_SHORT EXERCISE_. Give the number of lines that hold the string "title". Nothing else is needed.

Start of MATERIAL TO PROCESS

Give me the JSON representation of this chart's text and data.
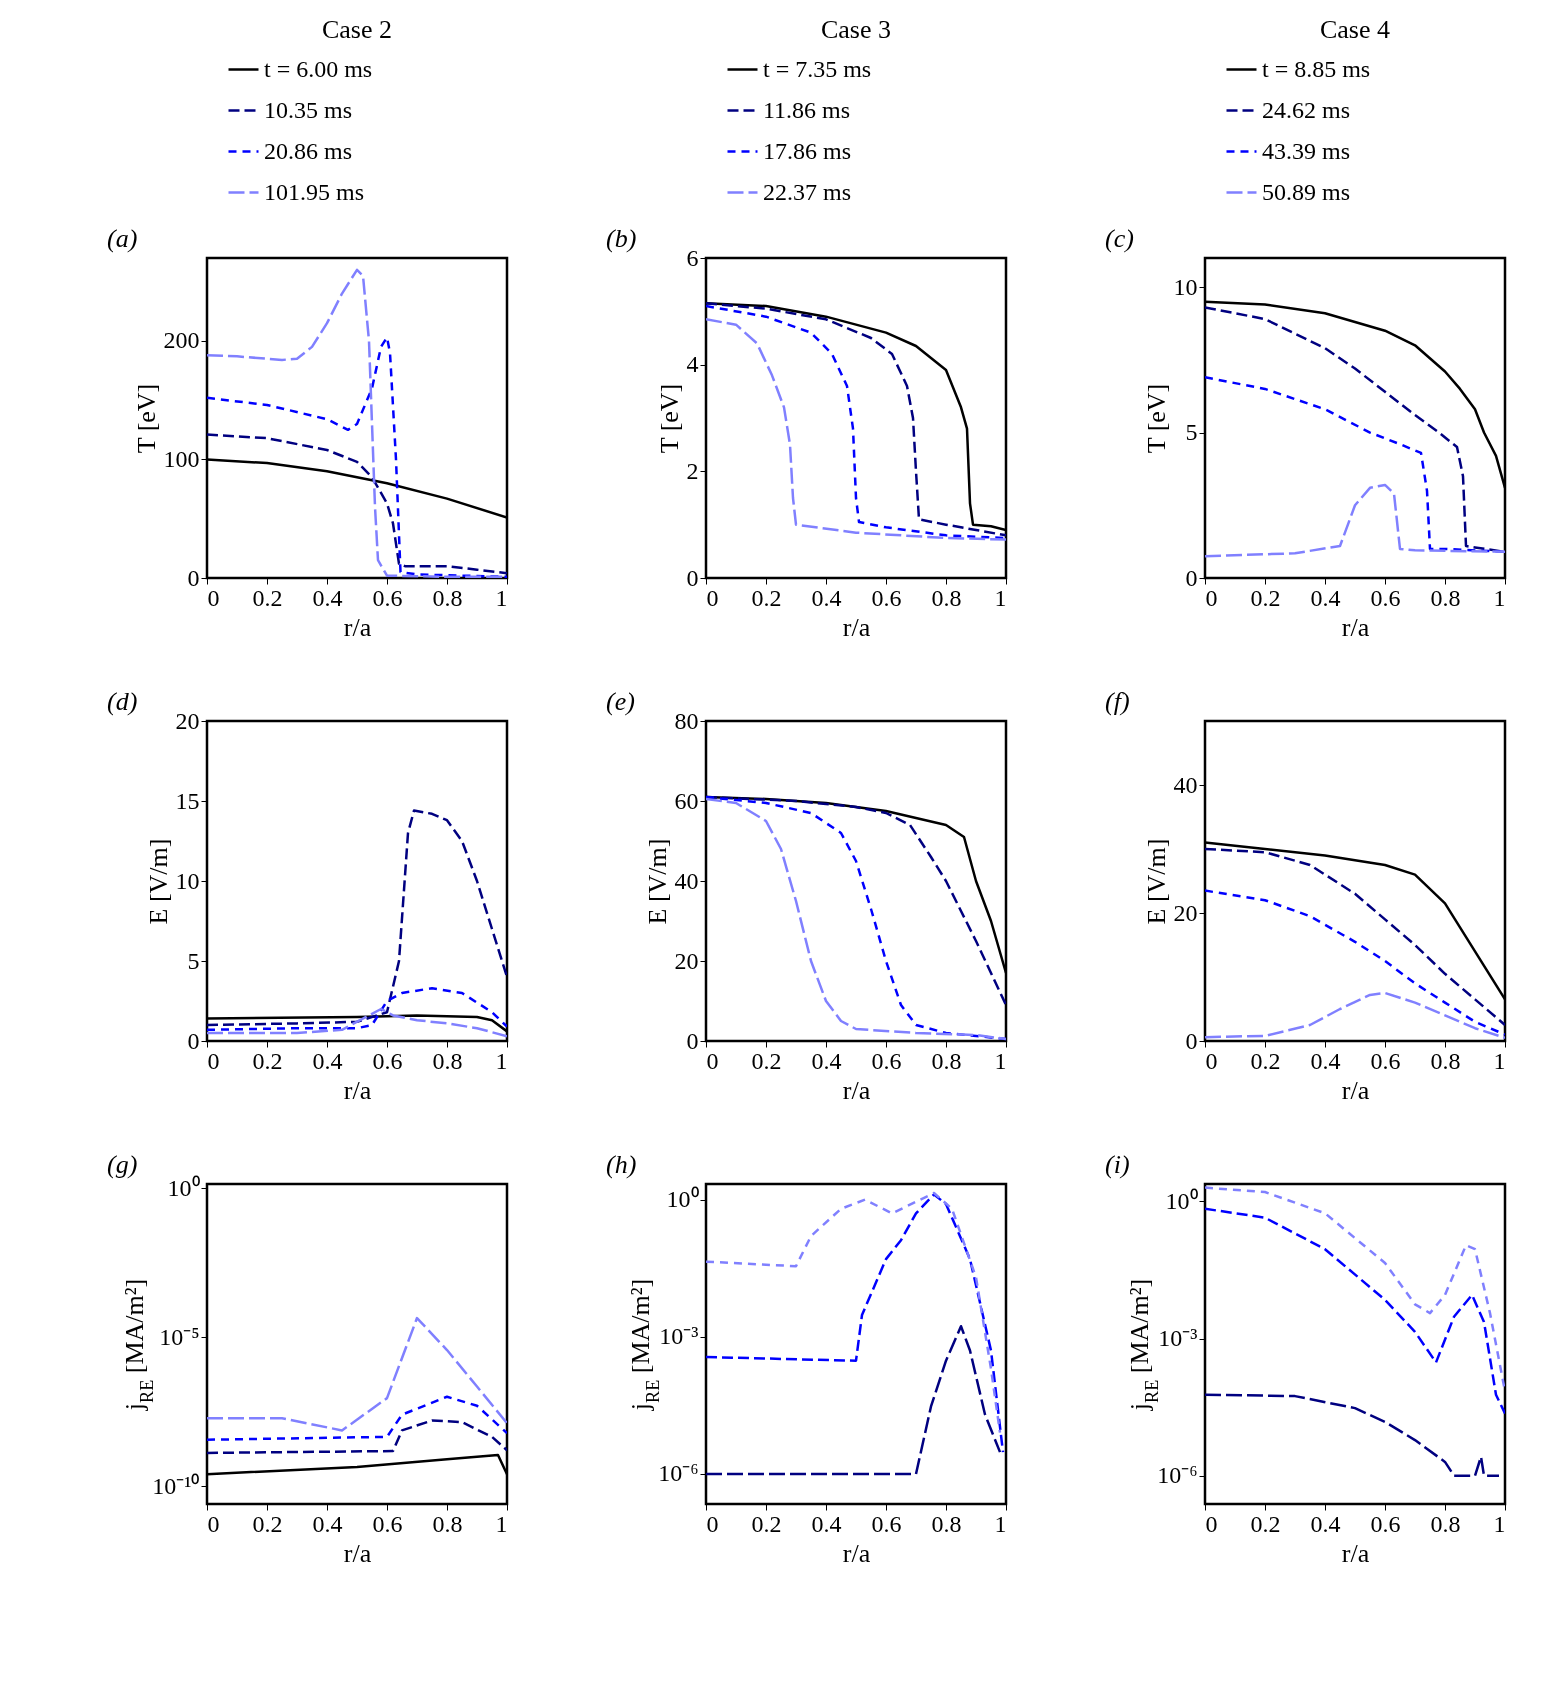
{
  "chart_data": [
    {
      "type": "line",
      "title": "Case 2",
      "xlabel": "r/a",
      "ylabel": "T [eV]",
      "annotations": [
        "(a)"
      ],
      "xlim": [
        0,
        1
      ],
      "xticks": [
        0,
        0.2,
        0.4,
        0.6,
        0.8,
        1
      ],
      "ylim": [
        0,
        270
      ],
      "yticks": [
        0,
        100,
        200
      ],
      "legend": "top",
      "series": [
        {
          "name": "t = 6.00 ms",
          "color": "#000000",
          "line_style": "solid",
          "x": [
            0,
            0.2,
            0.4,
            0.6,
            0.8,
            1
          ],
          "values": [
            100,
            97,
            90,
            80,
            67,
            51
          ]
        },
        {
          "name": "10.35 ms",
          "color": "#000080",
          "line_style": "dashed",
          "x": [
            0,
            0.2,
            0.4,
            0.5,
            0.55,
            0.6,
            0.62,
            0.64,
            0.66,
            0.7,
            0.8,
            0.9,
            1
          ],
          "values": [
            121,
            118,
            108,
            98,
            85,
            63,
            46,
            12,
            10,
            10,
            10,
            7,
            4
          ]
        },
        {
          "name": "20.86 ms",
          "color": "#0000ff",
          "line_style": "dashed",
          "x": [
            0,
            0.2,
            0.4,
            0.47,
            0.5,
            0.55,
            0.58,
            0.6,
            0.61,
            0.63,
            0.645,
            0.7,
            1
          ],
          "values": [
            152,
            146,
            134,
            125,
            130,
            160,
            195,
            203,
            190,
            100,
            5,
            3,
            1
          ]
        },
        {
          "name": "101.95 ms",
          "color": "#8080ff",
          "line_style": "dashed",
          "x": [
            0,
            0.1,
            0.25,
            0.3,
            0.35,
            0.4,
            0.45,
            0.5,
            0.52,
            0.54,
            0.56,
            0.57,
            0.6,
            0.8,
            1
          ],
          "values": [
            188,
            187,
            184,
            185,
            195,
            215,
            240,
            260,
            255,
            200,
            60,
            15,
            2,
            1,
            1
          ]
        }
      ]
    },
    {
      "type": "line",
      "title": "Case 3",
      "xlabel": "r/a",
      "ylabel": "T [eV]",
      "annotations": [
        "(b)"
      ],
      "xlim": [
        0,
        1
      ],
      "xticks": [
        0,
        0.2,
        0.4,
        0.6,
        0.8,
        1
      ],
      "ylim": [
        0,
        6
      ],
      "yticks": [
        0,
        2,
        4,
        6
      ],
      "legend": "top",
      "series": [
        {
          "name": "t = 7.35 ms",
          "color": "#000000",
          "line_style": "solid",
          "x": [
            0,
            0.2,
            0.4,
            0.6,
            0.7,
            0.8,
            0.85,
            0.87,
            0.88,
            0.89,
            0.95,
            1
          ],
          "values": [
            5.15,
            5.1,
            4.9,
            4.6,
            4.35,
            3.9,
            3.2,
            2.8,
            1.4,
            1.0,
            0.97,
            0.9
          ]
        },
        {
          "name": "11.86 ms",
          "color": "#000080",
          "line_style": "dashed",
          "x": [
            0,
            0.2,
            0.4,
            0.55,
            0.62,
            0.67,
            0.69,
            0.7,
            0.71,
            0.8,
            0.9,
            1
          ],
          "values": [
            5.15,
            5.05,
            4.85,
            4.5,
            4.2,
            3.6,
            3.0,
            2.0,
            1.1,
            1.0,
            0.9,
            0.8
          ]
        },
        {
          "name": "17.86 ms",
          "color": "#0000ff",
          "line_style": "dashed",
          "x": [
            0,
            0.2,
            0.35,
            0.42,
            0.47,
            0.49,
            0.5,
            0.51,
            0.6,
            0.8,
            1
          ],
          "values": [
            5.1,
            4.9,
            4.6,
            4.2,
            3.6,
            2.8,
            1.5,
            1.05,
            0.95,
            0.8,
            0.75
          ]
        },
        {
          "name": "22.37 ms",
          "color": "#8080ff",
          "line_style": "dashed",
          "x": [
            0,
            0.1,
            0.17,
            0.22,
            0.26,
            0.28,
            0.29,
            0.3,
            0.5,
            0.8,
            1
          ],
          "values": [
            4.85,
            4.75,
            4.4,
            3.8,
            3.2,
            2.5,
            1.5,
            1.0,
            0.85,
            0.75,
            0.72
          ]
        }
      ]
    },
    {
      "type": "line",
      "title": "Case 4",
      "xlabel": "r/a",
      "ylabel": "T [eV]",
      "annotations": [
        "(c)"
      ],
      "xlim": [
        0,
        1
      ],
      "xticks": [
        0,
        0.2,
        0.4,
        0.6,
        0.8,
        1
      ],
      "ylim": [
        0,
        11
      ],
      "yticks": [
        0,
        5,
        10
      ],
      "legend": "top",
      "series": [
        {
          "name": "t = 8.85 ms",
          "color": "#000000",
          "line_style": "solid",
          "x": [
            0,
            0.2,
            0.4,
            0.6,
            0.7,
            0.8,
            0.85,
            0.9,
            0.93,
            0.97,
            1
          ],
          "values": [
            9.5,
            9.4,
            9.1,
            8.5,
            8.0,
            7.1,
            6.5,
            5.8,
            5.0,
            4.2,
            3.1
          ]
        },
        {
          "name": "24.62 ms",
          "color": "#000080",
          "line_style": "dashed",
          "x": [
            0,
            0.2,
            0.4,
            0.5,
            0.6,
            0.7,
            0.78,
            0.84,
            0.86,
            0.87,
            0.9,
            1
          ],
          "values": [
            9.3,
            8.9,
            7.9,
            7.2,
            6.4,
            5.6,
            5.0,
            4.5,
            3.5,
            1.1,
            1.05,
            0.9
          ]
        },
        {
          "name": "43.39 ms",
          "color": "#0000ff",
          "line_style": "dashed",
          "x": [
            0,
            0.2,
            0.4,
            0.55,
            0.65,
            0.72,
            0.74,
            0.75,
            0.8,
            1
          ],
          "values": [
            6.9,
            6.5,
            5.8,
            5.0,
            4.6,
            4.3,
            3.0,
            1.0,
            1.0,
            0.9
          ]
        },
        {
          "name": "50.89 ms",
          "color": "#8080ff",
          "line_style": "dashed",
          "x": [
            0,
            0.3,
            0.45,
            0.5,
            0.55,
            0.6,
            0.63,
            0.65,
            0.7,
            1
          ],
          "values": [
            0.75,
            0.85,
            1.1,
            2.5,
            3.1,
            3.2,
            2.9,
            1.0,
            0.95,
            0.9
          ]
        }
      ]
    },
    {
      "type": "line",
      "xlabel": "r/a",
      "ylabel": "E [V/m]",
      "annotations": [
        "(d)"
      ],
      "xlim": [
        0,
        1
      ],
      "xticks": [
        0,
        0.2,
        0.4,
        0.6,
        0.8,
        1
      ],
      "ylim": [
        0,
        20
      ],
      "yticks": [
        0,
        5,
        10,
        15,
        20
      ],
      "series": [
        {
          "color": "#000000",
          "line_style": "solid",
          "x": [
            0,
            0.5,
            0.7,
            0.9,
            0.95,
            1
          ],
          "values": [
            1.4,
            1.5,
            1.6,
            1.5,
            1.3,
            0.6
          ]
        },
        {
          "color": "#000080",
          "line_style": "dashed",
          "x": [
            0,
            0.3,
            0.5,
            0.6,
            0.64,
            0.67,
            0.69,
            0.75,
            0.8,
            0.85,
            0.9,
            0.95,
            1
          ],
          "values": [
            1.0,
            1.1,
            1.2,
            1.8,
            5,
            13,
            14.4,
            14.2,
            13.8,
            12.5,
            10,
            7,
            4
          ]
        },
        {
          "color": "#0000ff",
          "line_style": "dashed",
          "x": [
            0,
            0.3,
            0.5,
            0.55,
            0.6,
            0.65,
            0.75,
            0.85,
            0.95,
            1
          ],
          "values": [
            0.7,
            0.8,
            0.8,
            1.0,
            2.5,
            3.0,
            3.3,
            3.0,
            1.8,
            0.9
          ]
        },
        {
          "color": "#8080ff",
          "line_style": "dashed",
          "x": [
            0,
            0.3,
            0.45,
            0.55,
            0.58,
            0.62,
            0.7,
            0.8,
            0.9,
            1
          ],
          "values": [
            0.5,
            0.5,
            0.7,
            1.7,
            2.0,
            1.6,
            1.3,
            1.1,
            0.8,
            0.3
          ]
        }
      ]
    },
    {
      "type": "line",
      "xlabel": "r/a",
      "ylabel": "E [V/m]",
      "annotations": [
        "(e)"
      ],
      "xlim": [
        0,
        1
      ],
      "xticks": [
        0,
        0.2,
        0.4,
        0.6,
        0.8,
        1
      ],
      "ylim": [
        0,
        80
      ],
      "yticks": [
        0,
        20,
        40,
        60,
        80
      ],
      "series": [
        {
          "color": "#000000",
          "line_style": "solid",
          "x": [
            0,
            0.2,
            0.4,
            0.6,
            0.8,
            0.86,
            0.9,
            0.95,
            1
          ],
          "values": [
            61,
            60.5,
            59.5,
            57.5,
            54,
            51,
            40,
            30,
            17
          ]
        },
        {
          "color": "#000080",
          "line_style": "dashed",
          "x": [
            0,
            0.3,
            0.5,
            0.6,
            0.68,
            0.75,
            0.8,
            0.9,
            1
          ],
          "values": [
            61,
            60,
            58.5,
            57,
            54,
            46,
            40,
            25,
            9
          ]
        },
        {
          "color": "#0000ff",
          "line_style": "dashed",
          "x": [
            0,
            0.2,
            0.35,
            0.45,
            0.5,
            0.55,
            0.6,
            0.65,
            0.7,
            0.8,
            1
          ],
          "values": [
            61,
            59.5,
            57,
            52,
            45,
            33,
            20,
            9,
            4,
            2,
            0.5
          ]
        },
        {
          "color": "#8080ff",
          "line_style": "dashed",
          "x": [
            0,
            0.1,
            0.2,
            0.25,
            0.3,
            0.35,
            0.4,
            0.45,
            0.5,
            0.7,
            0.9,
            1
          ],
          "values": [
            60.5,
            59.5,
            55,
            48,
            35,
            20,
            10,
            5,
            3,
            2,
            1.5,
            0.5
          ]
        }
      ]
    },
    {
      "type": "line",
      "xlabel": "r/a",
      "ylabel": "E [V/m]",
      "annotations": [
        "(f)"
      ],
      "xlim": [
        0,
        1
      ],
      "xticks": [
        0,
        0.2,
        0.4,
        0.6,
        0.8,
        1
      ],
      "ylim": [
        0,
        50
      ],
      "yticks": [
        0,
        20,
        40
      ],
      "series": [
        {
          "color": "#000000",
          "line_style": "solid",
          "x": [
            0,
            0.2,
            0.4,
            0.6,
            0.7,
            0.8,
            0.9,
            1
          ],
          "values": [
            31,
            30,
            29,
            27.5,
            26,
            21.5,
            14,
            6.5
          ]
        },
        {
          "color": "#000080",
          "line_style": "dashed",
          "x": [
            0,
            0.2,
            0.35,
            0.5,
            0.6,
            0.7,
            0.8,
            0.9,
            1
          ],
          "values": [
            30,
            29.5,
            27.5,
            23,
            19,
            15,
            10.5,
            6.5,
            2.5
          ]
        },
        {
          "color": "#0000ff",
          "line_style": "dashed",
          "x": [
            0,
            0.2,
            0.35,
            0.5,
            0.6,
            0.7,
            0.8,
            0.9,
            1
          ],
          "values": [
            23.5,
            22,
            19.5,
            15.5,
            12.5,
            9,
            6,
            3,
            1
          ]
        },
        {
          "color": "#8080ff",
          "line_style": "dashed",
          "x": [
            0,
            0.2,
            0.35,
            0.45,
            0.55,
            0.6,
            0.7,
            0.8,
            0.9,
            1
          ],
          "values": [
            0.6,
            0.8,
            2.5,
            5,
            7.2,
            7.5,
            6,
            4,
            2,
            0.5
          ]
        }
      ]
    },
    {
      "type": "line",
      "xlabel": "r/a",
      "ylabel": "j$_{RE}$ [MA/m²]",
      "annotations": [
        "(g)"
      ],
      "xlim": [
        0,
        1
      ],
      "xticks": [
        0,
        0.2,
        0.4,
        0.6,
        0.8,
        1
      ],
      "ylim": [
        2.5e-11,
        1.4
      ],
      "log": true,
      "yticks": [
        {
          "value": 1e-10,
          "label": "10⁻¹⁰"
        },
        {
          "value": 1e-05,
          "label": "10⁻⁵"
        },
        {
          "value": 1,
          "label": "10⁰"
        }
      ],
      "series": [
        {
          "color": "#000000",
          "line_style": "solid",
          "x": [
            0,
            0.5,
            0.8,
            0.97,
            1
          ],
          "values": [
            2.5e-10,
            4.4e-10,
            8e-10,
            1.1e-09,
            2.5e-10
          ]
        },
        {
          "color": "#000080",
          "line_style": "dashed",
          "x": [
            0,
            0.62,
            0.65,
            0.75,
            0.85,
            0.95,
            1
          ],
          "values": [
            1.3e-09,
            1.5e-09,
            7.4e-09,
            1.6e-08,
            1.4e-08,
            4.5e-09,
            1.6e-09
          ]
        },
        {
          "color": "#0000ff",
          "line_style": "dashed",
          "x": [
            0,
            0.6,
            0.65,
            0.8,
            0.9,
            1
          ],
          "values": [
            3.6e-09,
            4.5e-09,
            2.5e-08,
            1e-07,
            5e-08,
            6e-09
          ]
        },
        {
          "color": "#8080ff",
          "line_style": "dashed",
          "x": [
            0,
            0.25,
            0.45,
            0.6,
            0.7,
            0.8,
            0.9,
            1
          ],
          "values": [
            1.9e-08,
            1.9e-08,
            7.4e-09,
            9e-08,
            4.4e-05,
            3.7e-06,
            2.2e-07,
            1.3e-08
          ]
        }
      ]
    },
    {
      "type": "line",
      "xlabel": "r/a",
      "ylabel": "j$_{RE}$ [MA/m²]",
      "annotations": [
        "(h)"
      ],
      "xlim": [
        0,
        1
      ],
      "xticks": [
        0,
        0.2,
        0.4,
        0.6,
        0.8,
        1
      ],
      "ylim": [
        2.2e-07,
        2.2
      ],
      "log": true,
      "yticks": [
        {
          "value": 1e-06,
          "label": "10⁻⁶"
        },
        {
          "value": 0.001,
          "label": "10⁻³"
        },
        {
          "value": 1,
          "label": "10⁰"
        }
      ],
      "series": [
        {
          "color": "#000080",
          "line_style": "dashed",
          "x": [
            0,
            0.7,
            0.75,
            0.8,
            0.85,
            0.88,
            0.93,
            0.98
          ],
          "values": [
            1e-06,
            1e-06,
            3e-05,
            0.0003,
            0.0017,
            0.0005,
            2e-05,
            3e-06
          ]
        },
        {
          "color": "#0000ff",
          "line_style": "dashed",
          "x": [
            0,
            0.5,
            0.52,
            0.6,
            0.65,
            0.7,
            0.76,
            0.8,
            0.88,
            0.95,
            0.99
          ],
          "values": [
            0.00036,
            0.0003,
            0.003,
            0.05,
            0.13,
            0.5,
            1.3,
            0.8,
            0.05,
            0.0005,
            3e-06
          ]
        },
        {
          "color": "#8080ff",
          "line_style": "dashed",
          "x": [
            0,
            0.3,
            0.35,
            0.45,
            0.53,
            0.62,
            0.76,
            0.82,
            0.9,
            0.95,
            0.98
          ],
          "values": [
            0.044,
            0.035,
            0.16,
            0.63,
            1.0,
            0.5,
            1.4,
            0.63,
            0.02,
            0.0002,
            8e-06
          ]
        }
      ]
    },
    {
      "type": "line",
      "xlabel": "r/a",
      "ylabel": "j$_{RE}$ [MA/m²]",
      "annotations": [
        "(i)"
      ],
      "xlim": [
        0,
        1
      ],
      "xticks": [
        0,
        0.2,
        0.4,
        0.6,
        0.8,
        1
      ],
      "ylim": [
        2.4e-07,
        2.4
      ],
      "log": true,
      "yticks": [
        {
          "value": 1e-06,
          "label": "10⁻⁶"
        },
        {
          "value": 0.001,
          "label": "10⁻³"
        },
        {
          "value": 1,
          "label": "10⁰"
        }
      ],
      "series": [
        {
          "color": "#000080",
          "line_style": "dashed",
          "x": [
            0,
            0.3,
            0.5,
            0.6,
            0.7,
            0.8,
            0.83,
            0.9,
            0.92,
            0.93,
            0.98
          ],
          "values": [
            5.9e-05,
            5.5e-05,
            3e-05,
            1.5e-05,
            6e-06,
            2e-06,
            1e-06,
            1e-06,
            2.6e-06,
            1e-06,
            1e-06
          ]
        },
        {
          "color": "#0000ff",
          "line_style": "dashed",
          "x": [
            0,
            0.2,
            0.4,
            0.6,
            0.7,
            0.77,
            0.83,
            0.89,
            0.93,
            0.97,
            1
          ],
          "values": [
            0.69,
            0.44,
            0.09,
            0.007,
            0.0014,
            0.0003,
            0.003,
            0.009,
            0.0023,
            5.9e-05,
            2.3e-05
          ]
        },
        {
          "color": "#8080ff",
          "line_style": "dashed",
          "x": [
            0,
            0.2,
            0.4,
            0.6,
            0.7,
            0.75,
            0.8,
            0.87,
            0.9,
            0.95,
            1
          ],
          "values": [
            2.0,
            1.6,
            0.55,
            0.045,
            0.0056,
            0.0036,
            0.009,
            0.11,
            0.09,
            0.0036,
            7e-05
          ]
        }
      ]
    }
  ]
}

End of MATERIAL TO PROCESS

_OUTPUT OF THE TASK_. 3